[Layout annotation data]
◆ ◆ ◆ ◆

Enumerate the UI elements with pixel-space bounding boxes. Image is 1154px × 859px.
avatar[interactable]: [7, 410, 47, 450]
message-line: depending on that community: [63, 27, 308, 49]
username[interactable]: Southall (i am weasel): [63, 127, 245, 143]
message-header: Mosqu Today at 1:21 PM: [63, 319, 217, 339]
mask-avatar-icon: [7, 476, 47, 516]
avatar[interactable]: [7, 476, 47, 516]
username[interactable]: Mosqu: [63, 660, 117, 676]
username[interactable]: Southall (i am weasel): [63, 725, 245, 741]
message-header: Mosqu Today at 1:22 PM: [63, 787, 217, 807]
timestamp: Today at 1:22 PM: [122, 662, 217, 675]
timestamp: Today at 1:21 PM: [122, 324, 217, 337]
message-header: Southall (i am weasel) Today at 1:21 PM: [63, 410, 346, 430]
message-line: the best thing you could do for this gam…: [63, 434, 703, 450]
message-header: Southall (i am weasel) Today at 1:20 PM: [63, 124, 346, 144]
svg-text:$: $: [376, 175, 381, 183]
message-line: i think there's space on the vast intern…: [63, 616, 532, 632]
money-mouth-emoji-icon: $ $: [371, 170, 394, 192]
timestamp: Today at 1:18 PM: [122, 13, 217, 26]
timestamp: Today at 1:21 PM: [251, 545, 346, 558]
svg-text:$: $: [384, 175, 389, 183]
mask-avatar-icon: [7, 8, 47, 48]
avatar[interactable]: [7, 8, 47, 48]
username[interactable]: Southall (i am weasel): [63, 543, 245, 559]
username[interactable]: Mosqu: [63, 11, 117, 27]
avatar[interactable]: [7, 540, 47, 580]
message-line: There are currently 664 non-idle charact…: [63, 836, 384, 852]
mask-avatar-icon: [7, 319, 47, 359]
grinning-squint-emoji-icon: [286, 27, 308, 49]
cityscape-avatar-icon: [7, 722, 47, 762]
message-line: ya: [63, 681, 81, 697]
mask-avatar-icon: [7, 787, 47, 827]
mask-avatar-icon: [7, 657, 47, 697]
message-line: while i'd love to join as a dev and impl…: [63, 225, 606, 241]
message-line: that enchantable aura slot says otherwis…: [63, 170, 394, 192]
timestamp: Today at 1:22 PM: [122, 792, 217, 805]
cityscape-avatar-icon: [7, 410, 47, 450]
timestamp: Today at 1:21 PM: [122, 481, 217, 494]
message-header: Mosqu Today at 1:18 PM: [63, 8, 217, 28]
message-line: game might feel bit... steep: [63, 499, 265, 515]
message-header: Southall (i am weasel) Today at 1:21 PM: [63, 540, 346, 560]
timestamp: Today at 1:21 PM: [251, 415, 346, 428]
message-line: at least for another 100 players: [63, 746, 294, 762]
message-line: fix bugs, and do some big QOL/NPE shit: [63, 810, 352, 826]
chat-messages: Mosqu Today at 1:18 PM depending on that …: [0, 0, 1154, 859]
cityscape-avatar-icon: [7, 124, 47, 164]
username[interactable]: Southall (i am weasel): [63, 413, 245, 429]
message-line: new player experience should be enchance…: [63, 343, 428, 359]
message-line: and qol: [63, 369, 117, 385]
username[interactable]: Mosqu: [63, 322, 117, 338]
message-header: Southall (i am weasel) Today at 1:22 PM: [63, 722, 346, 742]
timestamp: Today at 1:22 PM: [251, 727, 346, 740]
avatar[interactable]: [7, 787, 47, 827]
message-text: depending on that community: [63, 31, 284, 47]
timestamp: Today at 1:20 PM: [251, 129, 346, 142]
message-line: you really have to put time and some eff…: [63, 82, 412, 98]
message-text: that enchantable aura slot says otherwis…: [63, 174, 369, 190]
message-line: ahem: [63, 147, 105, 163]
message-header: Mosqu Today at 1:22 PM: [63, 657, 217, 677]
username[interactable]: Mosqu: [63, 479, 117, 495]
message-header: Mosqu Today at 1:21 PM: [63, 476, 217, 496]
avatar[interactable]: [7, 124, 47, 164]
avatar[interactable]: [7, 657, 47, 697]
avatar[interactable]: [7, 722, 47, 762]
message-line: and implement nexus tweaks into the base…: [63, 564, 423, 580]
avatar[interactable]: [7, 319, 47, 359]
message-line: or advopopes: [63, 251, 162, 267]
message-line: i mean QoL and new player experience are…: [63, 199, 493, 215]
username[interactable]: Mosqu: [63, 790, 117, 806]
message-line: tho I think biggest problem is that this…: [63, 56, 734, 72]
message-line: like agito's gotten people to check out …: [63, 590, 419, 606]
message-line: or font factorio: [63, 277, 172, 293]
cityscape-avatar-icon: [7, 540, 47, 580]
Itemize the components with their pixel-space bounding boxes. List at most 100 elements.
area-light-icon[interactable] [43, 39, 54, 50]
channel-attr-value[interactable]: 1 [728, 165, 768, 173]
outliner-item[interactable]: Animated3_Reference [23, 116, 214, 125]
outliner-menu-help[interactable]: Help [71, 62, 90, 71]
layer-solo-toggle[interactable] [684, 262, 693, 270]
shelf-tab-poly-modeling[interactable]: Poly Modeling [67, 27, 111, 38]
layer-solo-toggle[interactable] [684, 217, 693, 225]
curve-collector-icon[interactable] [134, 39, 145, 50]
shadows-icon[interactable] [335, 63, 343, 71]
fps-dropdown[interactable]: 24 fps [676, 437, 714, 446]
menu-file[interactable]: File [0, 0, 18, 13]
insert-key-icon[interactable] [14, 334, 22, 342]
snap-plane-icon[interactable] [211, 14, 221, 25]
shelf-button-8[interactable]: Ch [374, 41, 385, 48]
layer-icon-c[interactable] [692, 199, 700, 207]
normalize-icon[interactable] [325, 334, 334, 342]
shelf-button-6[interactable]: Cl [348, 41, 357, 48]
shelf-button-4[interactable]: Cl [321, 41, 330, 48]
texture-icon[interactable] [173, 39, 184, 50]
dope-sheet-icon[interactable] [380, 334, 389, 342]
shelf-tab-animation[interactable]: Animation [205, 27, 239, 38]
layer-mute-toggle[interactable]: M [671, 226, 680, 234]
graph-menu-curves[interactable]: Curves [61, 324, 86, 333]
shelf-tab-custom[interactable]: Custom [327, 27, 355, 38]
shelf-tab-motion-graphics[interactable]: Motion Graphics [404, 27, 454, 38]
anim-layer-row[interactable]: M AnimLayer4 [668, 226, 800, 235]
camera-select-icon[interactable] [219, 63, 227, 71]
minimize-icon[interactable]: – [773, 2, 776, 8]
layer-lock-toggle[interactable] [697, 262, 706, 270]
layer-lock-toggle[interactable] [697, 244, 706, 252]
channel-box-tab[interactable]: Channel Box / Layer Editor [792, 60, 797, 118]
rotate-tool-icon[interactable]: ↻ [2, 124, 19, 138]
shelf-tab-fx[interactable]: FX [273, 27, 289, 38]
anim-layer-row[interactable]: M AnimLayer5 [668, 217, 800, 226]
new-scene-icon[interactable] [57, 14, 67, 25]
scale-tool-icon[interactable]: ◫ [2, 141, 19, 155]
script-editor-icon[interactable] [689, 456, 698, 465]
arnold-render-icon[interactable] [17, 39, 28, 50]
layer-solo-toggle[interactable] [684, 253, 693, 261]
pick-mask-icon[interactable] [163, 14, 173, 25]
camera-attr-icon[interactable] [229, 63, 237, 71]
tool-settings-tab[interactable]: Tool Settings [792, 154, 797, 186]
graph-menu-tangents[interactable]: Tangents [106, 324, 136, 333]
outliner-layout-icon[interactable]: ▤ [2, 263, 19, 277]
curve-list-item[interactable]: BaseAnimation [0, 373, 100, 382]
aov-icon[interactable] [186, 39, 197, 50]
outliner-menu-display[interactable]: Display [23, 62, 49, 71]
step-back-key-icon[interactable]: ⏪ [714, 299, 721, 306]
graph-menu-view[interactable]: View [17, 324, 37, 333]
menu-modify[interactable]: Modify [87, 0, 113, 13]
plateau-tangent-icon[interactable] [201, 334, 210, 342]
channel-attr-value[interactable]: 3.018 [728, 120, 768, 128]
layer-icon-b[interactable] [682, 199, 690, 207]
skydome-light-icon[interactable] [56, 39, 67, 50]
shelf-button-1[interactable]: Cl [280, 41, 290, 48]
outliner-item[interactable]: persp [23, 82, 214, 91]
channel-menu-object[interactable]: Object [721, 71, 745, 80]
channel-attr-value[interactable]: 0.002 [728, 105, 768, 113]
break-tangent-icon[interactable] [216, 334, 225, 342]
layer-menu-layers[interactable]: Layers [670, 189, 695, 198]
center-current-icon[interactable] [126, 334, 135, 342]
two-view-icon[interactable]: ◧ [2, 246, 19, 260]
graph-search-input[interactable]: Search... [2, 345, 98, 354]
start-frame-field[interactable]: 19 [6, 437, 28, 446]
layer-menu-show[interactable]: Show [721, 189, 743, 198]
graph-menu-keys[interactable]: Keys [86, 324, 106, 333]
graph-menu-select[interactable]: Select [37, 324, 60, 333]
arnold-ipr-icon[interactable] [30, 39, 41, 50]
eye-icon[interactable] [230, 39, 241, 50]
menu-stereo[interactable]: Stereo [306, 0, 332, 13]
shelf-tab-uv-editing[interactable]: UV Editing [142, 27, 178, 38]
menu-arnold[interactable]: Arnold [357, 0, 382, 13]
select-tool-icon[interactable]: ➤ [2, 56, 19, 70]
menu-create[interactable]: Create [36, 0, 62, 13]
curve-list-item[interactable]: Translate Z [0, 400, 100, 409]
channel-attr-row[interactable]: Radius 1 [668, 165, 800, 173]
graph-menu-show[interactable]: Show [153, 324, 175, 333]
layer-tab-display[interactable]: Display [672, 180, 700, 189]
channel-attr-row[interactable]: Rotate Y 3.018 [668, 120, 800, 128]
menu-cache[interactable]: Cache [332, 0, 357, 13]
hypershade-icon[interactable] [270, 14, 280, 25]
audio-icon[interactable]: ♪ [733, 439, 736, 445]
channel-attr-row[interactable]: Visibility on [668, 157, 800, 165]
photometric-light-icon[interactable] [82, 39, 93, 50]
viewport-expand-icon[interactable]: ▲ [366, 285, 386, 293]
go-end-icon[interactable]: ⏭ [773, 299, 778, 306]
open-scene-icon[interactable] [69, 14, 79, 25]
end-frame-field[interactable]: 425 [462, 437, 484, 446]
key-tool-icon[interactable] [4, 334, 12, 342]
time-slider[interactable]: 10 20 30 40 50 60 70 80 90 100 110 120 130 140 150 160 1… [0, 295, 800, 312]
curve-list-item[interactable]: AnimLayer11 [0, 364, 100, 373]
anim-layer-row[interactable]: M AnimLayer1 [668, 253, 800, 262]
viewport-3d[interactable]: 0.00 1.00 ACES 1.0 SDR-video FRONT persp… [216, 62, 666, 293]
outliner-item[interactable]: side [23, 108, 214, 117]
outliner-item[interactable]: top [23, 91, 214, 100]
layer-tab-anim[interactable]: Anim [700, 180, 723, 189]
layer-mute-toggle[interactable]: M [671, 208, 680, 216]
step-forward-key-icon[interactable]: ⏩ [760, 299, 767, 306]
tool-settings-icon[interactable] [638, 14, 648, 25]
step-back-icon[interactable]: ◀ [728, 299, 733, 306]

◆ ◆ ◆ ◆

Copy every line of the data above that contains the string "solo".

layer-solo-toggle[interactable] [684, 262, 693, 270]
layer-solo-toggle[interactable] [684, 217, 693, 225]
layer-solo-toggle[interactable] [684, 253, 693, 261]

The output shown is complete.